• _INPUT_
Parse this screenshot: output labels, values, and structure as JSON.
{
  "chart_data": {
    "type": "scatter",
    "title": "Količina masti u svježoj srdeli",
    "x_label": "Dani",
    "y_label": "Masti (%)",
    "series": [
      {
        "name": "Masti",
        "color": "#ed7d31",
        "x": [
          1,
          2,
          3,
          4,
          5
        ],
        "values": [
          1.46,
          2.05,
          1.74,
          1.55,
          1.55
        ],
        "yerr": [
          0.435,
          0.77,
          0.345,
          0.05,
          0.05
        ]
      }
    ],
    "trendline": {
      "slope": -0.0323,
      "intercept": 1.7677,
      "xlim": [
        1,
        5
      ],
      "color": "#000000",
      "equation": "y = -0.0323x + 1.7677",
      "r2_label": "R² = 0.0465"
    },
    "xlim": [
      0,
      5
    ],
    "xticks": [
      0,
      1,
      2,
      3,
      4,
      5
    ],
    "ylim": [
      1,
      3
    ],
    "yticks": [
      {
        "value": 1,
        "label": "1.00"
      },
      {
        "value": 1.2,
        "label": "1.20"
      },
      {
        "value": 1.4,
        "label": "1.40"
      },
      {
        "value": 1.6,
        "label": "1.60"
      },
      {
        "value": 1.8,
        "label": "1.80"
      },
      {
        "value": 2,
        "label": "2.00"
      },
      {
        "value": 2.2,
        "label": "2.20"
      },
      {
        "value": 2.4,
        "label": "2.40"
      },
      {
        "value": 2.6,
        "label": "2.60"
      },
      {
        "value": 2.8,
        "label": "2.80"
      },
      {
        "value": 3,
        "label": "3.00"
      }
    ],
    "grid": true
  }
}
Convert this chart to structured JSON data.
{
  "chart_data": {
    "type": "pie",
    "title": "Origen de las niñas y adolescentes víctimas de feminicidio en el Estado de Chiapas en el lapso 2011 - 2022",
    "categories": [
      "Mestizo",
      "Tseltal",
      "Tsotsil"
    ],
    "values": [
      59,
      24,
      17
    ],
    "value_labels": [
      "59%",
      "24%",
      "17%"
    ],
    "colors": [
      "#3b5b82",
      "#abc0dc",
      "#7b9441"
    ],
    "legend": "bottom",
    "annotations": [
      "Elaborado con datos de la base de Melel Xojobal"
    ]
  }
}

• _BRIEF_
Write out the entries above once more, without altering anything.

• _FINAL ANSWER_
Parse this screenshot: output labels, values, and structure as JSON.
{
  "chart_data": {
    "type": "scatter",
    "title": "Količina masti u svježoj srdeli",
    "x_label": "Dani",
    "y_label": "Masti (%)",
    "series": [
      {
        "name": "Masti",
        "color": "#ed7d31",
        "x": [
          1,
          2,
          3,
          4,
          5
        ],
        "values": [
          1.46,
          2.05,
          1.74,
          1.55,
          1.55
        ],
        "yerr": [
          0.435,
          0.77,
          0.345,
          0.05,
          0.05
        ]
      }
    ],
    "trendline": {
      "slope": -0.0323,
      "intercept": 1.7677,
      "xlim": [
        1,
        5
      ],
      "color": "#000000",
      "equation": "y = -0.0323x + 1.7677",
      "r2_label": "R² = 0.0465"
    },
    "xlim": [
      0,
      5
    ],
    "xticks": [
      0,
      1,
      2,
      3,
      4,
      5
    ],
    "ylim": [
      1,
      3
    ],
    "yticks": [
      {
        "value": 1,
        "label": "1.00"
      },
      {
        "value": 1.2,
        "label": "1.20"
      },
      {
        "value": 1.4,
        "label": "1.40"
      },
      {
        "value": 1.6,
        "label": "1.60"
      },
      {
        "value": 1.8,
        "label": "1.80"
      },
      {
        "value": 2,
        "label": "2.00"
      },
      {
        "value": 2.2,
        "label": "2.20"
      },
      {
        "value": 2.4,
        "label": "2.40"
      },
      {
        "value": 2.6,
        "label": "2.60"
      },
      {
        "value": 2.8,
        "label": "2.80"
      },
      {
        "value": 3,
        "label": "3.00"
      }
    ],
    "grid": true
  }
}
Convert this chart to structured JSON data.
{
  "chart_data": {
    "type": "pie",
    "title": "Origen de las niñas y adolescentes víctimas de feminicidio en el Estado de Chiapas en el lapso 2011 - 2022",
    "categories": [
      "Mestizo",
      "Tseltal",
      "Tsotsil"
    ],
    "values": [
      59,
      24,
      17
    ],
    "value_labels": [
      "59%",
      "24%",
      "17%"
    ],
    "colors": [
      "#3b5b82",
      "#abc0dc",
      "#7b9441"
    ],
    "legend": "bottom",
    "annotations": [
      "Elaborado con datos de la base de Melel Xojobal"
    ]
  }
}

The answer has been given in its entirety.